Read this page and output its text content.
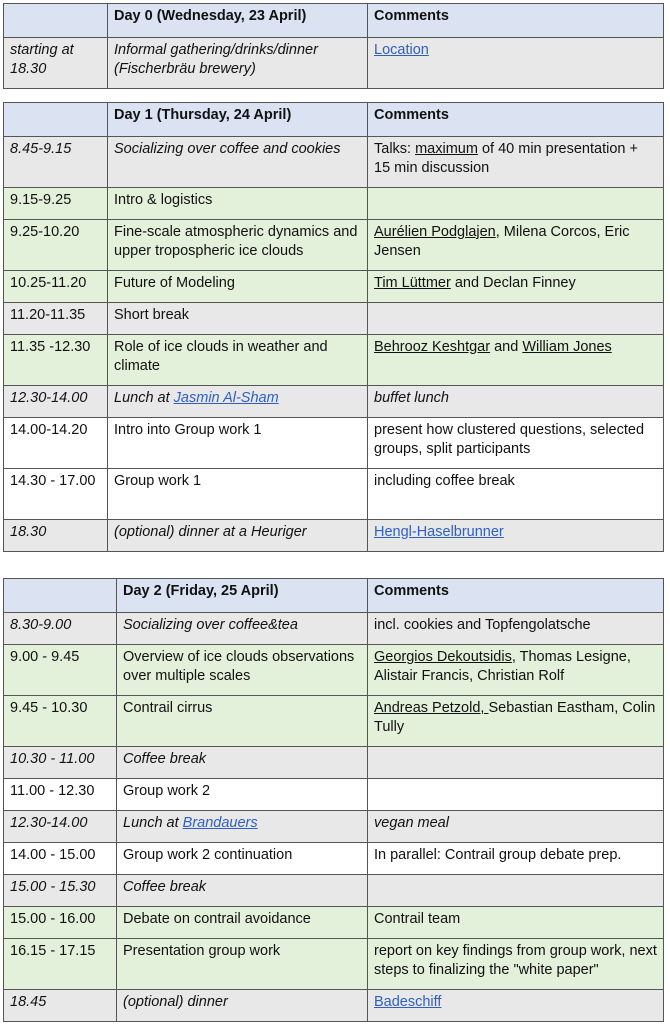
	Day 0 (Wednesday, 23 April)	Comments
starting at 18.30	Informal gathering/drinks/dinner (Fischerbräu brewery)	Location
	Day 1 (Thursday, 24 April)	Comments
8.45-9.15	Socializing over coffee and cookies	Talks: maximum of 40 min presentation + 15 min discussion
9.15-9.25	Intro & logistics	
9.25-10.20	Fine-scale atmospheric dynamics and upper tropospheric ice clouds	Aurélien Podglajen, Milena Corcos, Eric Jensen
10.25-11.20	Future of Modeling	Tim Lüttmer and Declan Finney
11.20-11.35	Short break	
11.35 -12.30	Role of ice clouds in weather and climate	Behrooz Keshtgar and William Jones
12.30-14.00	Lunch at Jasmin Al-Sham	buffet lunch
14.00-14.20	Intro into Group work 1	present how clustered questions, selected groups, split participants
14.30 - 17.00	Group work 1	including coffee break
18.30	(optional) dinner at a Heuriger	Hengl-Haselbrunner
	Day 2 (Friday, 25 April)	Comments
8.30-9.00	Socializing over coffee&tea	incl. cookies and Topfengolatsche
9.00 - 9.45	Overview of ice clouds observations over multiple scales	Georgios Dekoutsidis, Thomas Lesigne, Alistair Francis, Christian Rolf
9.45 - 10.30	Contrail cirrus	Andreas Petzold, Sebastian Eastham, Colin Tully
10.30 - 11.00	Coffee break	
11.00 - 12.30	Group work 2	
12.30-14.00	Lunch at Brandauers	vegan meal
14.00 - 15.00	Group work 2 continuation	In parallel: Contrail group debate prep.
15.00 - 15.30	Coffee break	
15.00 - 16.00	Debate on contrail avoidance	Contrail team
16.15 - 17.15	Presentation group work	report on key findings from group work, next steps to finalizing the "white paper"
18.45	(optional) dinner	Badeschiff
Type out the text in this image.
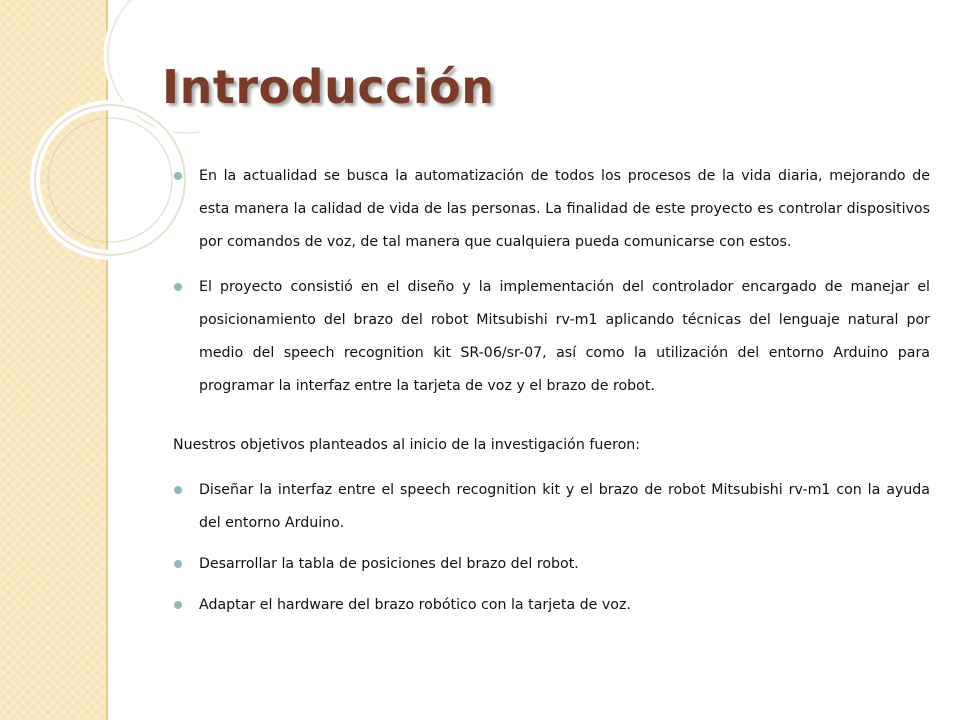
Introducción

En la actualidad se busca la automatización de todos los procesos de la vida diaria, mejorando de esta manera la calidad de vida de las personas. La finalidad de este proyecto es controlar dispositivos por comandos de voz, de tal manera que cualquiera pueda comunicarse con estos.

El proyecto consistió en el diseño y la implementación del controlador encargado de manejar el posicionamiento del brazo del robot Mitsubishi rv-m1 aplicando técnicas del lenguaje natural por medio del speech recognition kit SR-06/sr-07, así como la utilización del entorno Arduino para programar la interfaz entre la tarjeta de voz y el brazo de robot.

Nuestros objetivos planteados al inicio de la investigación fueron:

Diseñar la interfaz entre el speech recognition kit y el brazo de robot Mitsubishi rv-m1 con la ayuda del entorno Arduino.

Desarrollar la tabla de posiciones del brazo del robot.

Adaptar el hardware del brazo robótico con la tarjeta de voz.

⁂

▸ What the task asks
Pictures stay out of the copy; please restate every record above exactly.

▸ Reply
Read this page and output its text content.
	Day 0 (Wednesday, 23 April)	Comments
starting at 18.30	Informal gathering/drinks/dinner (Fischerbräu brewery)	Location
	Day 1 (Thursday, 24 April)	Comments
8.45-9.15	Socializing over coffee and cookies	Talks: maximum of 40 min presentation + 15 min discussion
9.15-9.25	Intro & logistics	
9.25-10.20	Fine-scale atmospheric dynamics and upper tropospheric ice clouds	Aurélien Podglajen, Milena Corcos, Eric Jensen
10.25-11.20	Future of Modeling	Tim Lüttmer and Declan Finney
11.20-11.35	Short break	
11.35 -12.30	Role of ice clouds in weather and climate	Behrooz Keshtgar and William Jones
12.30-14.00	Lunch at Jasmin Al-Sham	buffet lunch
14.00-14.20	Intro into Group work 1	present how clustered questions, selected groups, split participants
14.30 - 17.00	Group work 1	including coffee break
18.30	(optional) dinner at a Heuriger	Hengl-Haselbrunner
	Day 2 (Friday, 25 April)	Comments
8.30-9.00	Socializing over coffee&tea	incl. cookies and Topfengolatsche
9.00 - 9.45	Overview of ice clouds observations over multiple scales	Georgios Dekoutsidis, Thomas Lesigne, Alistair Francis, Christian Rolf
9.45 - 10.30	Contrail cirrus	Andreas Petzold, Sebastian Eastham, Colin Tully
10.30 - 11.00	Coffee break	
11.00 - 12.30	Group work 2	
12.30-14.00	Lunch at Brandauers	vegan meal
14.00 - 15.00	Group work 2 continuation	In parallel: Contrail group debate prep.
15.00 - 15.30	Coffee break	
15.00 - 16.00	Debate on contrail avoidance	Contrail team
16.15 - 17.15	Presentation group work	report on key findings from group work, next steps to finalizing the "white paper"
18.45	(optional) dinner	Badeschiff
Type out the text in this image.
Introducción

En la actualidad se busca la automatización de todos los procesos de la vida diaria, mejorando de esta manera la calidad de vida de las personas. La finalidad de este proyecto es controlar dispositivos por comandos de voz, de tal manera que cualquiera pueda comunicarse con estos.

El proyecto consistió en el diseño y la implementación del controlador encargado de manejar el posicionamiento del brazo del robot Mitsubishi rv-m1 aplicando técnicas del lenguaje natural por medio del speech recognition kit SR-06/sr-07, así como la utilización del entorno Arduino para programar la interfaz entre la tarjeta de voz y el brazo de robot.

Nuestros objetivos planteados al inicio de la investigación fueron:

Diseñar la interfaz entre el speech recognition kit y el brazo de robot Mitsubishi rv-m1 con la ayuda del entorno Arduino.

Desarrollar la tabla de posiciones del brazo del robot.

Adaptar el hardware del brazo robótico con la tarjeta de voz.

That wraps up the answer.